**DATA PROVIDED**.
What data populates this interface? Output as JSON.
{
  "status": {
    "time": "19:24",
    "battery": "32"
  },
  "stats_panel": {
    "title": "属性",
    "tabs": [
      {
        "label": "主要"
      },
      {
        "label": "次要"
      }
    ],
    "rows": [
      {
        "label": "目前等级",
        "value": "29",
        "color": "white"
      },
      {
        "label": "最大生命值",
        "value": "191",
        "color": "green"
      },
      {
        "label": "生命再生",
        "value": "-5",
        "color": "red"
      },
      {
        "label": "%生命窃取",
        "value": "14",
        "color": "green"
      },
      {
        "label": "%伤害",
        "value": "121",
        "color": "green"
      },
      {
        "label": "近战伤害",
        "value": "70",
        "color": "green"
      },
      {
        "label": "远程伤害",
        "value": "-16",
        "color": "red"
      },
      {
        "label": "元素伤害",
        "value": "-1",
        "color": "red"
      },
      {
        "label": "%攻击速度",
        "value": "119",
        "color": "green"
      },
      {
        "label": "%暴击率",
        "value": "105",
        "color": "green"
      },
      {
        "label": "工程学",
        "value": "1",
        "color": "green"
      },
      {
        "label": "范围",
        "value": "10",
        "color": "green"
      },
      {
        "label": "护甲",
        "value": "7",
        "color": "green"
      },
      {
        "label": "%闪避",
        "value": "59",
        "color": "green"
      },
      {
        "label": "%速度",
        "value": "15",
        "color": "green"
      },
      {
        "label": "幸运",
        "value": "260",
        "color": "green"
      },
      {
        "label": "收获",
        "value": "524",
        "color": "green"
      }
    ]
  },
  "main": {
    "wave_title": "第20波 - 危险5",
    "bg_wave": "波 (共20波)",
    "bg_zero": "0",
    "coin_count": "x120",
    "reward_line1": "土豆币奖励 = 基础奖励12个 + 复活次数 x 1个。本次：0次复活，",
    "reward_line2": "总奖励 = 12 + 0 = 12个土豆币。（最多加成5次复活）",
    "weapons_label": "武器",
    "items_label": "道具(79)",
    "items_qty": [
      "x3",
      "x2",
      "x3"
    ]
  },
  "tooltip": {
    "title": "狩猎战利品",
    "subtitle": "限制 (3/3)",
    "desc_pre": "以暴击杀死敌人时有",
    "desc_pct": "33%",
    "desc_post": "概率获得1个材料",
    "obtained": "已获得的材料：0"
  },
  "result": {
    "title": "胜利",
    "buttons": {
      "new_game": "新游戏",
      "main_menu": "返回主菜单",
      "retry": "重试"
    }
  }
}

**WRITTEN PROBLEM**.
Write out the data exactly as it stands.

**FINISHED TASK**.
What data populates this interface? Output as JSON.
{
  "status": {
    "time": "19:24",
    "battery": "32"
  },
  "stats_panel": {
    "title": "属性",
    "tabs": [
      {
        "label": "主要"
      },
      {
        "label": "次要"
      }
    ],
    "rows": [
      {
        "label": "目前等级",
        "value": "29",
        "color": "white"
      },
      {
        "label": "最大生命值",
        "value": "191",
        "color": "green"
      },
      {
        "label": "生命再生",
        "value": "-5",
        "color": "red"
      },
      {
        "label": "%生命窃取",
        "value": "14",
        "color": "green"
      },
      {
        "label": "%伤害",
        "value": "121",
        "color": "green"
      },
      {
        "label": "近战伤害",
        "value": "70",
        "color": "green"
      },
      {
        "label": "远程伤害",
        "value": "-16",
        "color": "red"
      },
      {
        "label": "元素伤害",
        "value": "-1",
        "color": "red"
      },
      {
        "label": "%攻击速度",
        "value": "119",
        "color": "green"
      },
      {
        "label": "%暴击率",
        "value": "105",
        "color": "green"
      },
      {
        "label": "工程学",
        "value": "1",
        "color": "green"
      },
      {
        "label": "范围",
        "value": "10",
        "color": "green"
      },
      {
        "label": "护甲",
        "value": "7",
        "color": "green"
      },
      {
        "label": "%闪避",
        "value": "59",
        "color": "green"
      },
      {
        "label": "%速度",
        "value": "15",
        "color": "green"
      },
      {
        "label": "幸运",
        "value": "260",
        "color": "green"
      },
      {
        "label": "收获",
        "value": "524",
        "color": "green"
      }
    ]
  },
  "main": {
    "wave_title": "第20波 - 危险5",
    "bg_wave": "波 (共20波)",
    "bg_zero": "0",
    "coin_count": "x120",
    "reward_line1": "土豆币奖励 = 基础奖励12个 + 复活次数 x 1个。本次：0次复活，",
    "reward_line2": "总奖励 = 12 + 0 = 12个土豆币。（最多加成5次复活）",
    "weapons_label": "武器",
    "items_label": "道具(79)",
    "items_qty": [
      "x3",
      "x2",
      "x3"
    ]
  },
  "tooltip": {
    "title": "狩猎战利品",
    "subtitle": "限制 (3/3)",
    "desc_pre": "以暴击杀死敌人时有",
    "desc_pct": "33%",
    "desc_post": "概率获得1个材料",
    "obtained": "已获得的材料：0"
  },
  "result": {
    "title": "胜利",
    "buttons": {
      "new_game": "新游戏",
      "main_menu": "返回主菜单",
      "retry": "重试"
    }
  }
}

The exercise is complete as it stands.